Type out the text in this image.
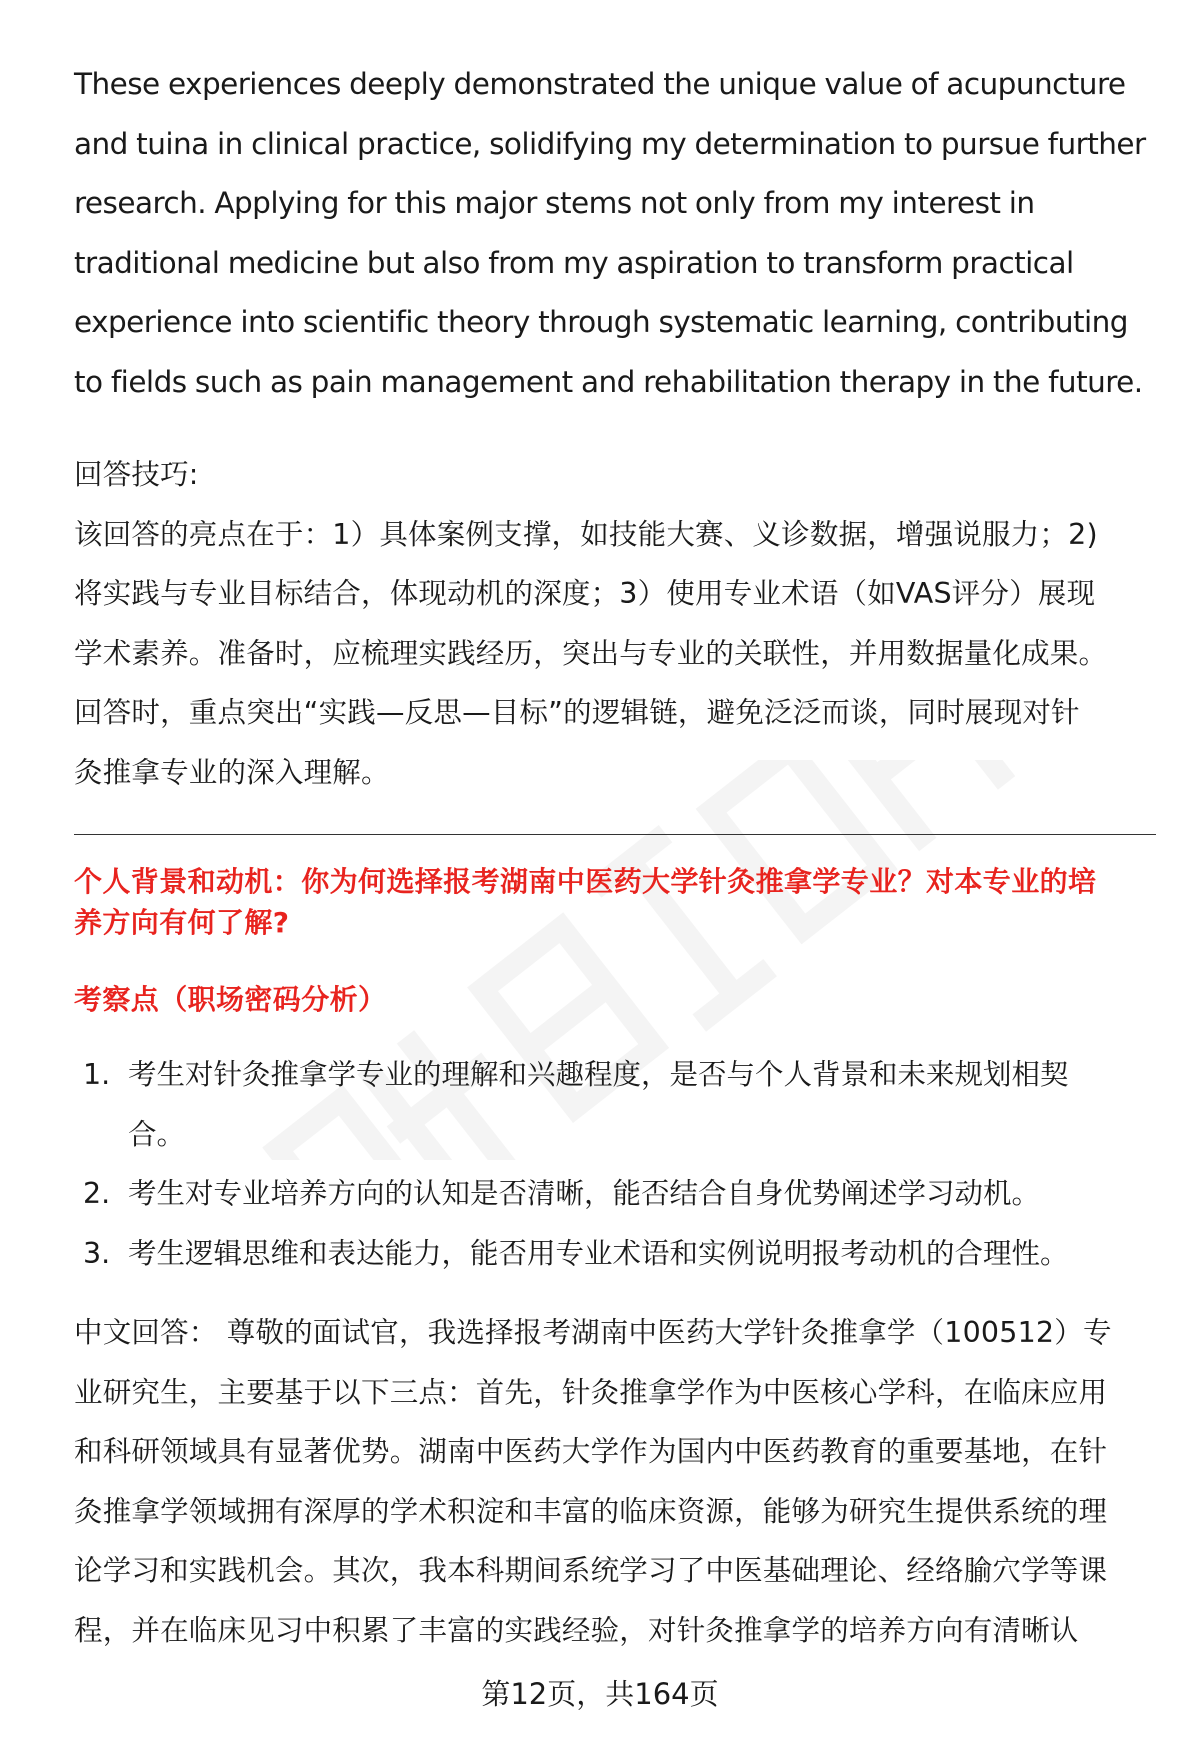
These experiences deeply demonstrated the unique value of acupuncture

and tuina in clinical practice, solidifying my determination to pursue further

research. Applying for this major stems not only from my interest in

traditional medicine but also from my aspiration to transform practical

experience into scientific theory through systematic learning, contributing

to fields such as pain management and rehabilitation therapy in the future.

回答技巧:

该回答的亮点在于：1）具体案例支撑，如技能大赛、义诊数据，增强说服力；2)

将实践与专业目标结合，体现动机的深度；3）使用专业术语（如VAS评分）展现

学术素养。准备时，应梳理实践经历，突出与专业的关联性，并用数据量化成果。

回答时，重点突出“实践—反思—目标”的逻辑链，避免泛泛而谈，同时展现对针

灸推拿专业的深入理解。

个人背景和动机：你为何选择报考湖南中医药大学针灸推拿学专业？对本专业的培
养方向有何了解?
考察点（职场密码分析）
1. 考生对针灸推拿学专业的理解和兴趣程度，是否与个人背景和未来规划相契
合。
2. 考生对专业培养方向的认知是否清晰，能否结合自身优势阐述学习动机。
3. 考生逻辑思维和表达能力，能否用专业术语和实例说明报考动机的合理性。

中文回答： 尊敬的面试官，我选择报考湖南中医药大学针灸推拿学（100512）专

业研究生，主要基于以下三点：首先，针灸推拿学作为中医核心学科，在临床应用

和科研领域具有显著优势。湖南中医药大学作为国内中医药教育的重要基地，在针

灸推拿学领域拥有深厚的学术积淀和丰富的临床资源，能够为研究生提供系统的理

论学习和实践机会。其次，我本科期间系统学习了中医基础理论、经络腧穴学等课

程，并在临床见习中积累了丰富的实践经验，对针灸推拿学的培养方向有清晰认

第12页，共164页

----

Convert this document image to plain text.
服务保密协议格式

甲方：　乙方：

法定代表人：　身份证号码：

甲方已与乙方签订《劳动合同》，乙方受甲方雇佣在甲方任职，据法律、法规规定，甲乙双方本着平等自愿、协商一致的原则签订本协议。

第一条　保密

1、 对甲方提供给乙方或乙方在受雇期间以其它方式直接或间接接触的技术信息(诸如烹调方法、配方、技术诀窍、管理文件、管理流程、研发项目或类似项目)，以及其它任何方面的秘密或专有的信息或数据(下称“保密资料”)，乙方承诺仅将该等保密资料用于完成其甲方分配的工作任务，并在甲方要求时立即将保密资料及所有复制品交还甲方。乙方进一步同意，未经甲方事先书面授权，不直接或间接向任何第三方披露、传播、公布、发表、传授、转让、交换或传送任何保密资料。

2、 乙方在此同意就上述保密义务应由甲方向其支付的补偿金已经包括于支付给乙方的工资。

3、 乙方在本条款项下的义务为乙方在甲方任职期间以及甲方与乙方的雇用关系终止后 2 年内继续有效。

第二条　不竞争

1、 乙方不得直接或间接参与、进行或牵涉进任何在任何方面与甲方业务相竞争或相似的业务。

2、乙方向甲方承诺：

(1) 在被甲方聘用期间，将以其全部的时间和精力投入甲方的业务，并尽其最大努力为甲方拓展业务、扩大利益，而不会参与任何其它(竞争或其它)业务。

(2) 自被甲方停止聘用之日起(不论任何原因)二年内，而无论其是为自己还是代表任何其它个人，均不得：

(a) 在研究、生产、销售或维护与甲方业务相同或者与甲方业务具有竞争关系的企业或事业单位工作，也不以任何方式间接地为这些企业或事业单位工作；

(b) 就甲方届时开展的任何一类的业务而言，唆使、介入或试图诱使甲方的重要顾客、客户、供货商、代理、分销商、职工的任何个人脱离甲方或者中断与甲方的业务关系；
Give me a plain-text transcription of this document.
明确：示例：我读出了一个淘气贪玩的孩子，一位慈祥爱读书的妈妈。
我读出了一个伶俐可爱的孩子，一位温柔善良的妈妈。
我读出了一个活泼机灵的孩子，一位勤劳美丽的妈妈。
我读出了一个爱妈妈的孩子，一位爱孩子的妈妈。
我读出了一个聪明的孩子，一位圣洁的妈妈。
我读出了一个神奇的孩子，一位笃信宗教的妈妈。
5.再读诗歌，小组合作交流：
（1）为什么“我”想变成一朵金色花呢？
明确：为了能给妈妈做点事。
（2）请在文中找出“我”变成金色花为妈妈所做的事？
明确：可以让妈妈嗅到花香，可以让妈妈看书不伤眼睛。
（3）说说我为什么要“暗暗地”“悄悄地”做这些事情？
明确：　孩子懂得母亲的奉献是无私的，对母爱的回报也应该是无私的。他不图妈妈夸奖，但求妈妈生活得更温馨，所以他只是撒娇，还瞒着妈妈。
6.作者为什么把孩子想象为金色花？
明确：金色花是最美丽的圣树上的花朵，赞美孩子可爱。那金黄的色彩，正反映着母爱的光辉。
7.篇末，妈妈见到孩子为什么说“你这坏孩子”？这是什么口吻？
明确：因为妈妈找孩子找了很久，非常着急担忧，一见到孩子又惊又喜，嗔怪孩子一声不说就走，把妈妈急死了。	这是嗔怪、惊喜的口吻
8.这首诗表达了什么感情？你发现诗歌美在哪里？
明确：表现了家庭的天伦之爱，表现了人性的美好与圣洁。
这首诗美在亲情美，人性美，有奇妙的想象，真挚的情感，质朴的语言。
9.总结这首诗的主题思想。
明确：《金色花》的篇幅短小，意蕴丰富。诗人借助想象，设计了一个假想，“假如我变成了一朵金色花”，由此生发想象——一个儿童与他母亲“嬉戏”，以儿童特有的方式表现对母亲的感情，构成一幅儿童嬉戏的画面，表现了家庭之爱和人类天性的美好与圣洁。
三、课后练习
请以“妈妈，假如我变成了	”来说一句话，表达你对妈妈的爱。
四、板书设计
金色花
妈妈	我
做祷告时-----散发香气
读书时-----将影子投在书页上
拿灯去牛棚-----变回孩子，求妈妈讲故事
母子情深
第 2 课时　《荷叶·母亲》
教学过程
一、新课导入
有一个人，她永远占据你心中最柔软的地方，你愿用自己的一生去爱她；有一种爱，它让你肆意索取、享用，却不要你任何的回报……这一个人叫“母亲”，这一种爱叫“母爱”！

----

### [Exercise prompt]
All lines that include "this" are to be gathered and copied.

### [Finished answer]
Type out the text in this image.
research. Applying for this major stems not only from my interest in
Convert this document image to plain text.
Give me a plain-text transcription of this document.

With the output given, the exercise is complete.